Can you put the records from the line with "- y-tick-label: 0.5: [16, 324, 35, 338]" to the line with "- bar-orange-3: [478, 149, 509, 392]", ends included, into a JSON list of strings, one per line and blank lines left out?

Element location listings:
───
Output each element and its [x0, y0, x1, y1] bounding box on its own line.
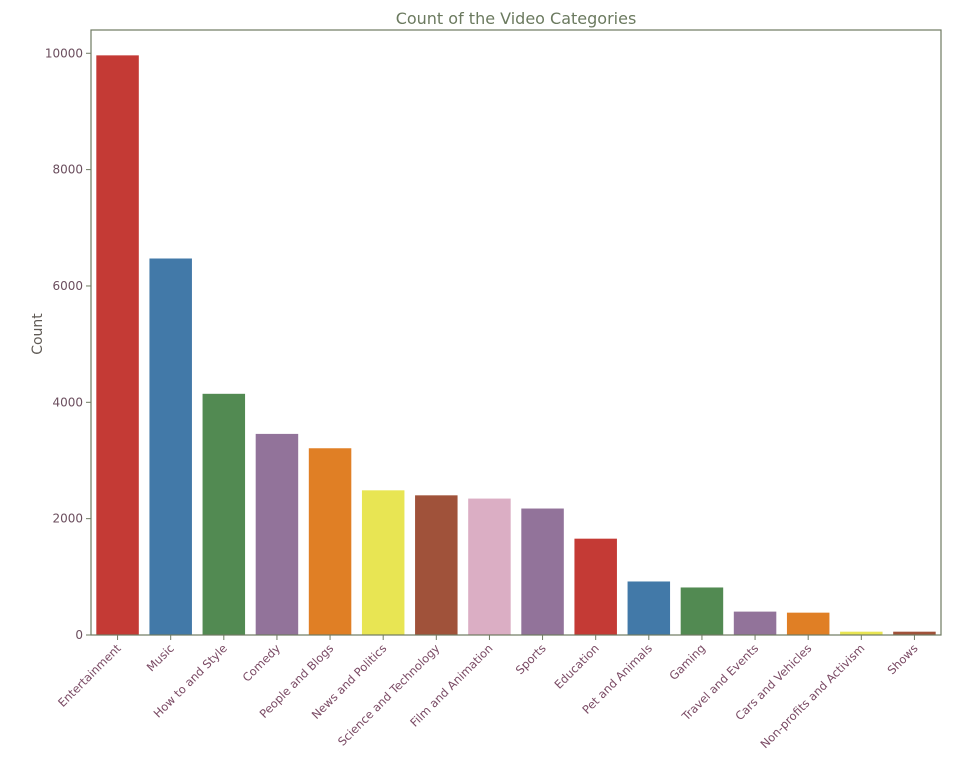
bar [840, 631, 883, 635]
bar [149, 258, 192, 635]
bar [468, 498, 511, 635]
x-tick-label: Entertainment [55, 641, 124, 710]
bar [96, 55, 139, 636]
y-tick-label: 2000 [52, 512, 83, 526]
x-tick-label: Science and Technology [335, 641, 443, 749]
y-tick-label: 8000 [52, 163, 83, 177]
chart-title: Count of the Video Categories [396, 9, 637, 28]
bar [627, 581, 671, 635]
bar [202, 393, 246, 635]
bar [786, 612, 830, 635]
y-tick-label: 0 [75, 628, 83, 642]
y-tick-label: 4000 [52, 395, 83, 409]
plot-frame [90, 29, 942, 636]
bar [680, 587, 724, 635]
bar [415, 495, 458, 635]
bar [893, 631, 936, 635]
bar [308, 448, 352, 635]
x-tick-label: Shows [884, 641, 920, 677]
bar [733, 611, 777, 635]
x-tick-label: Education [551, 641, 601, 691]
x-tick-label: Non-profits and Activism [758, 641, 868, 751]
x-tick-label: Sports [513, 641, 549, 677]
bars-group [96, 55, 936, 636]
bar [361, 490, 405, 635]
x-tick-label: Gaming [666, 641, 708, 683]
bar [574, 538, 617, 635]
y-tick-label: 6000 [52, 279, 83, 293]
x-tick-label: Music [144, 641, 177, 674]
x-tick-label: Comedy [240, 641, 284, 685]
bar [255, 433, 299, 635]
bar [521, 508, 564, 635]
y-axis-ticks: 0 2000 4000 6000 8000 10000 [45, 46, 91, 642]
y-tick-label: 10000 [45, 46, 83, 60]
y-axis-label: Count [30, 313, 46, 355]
───
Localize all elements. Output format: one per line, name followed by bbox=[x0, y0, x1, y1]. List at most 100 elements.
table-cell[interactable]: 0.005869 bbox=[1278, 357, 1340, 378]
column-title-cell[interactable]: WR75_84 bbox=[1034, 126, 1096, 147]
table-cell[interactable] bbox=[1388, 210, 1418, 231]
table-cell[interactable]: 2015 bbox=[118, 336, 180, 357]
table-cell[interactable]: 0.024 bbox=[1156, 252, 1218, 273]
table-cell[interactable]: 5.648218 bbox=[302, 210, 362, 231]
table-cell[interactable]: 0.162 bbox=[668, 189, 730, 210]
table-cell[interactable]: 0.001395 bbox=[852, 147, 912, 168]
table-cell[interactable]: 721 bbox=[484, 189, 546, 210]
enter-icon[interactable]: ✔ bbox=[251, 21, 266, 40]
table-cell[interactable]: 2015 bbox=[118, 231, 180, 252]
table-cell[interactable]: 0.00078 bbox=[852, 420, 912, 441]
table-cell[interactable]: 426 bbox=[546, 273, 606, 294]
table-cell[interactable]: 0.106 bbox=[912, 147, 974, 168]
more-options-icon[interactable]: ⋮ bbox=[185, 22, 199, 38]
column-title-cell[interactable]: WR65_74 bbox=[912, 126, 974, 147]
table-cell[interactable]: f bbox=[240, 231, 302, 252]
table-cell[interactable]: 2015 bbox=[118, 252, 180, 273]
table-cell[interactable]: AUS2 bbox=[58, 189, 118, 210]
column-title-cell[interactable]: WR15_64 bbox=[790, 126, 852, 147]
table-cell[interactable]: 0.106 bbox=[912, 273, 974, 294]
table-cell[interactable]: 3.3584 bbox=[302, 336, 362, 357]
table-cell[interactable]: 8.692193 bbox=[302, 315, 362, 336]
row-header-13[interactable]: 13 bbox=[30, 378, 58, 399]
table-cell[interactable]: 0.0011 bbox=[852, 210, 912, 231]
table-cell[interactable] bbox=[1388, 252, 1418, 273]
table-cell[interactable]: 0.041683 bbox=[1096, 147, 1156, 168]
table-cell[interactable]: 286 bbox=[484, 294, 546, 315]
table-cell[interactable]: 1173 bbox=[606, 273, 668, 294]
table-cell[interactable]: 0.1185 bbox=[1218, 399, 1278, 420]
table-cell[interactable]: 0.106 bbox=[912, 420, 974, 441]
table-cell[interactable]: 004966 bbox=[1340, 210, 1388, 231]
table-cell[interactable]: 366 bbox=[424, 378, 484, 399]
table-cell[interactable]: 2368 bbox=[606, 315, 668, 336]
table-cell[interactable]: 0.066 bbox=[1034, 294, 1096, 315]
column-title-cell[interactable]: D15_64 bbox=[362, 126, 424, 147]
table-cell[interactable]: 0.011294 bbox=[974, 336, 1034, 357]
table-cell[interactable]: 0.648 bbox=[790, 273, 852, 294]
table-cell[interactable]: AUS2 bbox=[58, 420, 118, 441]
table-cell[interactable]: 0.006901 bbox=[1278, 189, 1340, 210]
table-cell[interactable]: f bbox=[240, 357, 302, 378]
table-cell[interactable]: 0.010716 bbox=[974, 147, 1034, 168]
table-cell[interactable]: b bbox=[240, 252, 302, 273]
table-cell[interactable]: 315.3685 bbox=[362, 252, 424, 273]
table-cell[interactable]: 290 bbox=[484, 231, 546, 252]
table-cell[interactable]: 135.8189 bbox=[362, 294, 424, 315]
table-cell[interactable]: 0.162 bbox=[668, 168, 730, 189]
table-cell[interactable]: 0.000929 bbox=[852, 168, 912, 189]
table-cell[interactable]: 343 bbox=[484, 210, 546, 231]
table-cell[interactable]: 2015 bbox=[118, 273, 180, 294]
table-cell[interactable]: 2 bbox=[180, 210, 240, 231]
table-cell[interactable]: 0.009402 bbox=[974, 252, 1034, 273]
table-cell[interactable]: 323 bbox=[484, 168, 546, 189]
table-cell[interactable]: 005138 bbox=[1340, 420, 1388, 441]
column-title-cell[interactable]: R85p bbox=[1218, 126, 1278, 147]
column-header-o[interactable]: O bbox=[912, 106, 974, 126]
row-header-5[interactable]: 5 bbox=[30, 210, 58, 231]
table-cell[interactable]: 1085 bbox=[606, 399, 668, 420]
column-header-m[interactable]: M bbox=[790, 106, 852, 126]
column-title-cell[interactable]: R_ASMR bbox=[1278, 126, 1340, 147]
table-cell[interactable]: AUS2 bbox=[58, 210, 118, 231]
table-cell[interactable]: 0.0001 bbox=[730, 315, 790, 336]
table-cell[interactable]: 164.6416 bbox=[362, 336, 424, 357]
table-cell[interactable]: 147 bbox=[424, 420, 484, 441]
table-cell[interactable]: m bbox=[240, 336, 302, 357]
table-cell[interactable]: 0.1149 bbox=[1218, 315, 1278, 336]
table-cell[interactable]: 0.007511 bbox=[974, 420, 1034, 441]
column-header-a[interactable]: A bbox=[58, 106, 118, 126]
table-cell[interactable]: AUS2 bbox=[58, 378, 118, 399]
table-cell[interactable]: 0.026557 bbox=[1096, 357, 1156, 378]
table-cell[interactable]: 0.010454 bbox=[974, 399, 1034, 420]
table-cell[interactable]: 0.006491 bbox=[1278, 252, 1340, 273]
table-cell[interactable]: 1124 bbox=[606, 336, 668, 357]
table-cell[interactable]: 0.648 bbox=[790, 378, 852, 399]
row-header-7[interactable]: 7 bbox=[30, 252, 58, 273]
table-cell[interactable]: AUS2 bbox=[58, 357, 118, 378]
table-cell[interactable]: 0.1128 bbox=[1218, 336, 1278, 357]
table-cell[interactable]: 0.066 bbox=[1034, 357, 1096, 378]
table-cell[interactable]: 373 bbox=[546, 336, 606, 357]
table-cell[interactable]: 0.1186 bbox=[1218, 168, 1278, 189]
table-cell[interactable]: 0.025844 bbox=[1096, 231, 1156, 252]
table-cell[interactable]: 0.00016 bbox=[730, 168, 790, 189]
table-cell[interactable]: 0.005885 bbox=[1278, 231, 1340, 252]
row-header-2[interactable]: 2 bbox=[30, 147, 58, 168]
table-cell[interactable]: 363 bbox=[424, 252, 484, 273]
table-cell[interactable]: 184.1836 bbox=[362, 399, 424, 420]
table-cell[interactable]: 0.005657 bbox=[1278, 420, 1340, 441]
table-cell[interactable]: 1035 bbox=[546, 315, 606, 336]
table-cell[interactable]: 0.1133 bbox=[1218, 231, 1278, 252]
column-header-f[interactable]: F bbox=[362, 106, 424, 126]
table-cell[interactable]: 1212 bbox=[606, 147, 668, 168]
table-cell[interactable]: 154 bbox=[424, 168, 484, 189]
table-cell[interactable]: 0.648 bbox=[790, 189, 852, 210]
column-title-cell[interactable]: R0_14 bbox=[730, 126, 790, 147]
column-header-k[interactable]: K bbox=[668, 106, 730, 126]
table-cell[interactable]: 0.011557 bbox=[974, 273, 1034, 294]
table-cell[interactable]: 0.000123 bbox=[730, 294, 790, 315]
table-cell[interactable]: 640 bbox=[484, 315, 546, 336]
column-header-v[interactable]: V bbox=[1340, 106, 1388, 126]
───
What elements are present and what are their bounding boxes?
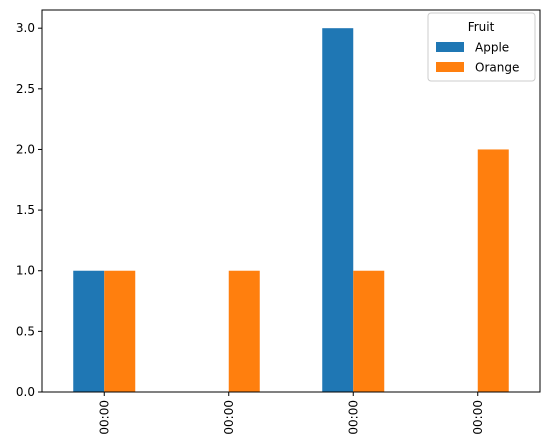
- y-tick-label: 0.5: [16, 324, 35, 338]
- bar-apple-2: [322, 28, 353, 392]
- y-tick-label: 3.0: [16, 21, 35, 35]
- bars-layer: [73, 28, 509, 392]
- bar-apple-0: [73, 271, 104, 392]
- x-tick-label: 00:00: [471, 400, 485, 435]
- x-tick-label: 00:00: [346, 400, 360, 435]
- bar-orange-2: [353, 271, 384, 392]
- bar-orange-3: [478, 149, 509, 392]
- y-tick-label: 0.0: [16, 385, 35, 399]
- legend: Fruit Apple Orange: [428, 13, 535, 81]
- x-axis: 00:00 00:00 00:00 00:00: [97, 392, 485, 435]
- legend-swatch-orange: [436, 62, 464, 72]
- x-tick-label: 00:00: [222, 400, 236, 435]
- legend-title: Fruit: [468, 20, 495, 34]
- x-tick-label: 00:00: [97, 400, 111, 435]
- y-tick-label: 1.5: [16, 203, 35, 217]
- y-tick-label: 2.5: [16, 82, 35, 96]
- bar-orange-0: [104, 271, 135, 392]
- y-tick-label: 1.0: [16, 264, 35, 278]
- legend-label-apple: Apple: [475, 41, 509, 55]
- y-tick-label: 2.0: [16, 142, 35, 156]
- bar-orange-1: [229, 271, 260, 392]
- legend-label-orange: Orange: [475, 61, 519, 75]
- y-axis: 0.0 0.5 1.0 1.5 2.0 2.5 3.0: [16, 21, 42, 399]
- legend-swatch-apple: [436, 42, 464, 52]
───
Finished exercise:
[
  "- y-tick-label: 0.5: [16, 324, 35, 338]",
  "- bar-apple-2: [322, 28, 353, 392]",
  "- y-tick-label: 3.0: [16, 21, 35, 35]",
  "- bars-layer: [73, 28, 509, 392]",
  "- bar-apple-0: [73, 271, 104, 392]",
  "- x-tick-label: 00:00: [471, 400, 485, 435]",
  "- x-tick-label: 00:00: [346, 400, 360, 435]",
  "- bar-orange-2: [353, 271, 384, 392]",
  "- bar-orange-3: [478, 149, 509, 392]"
]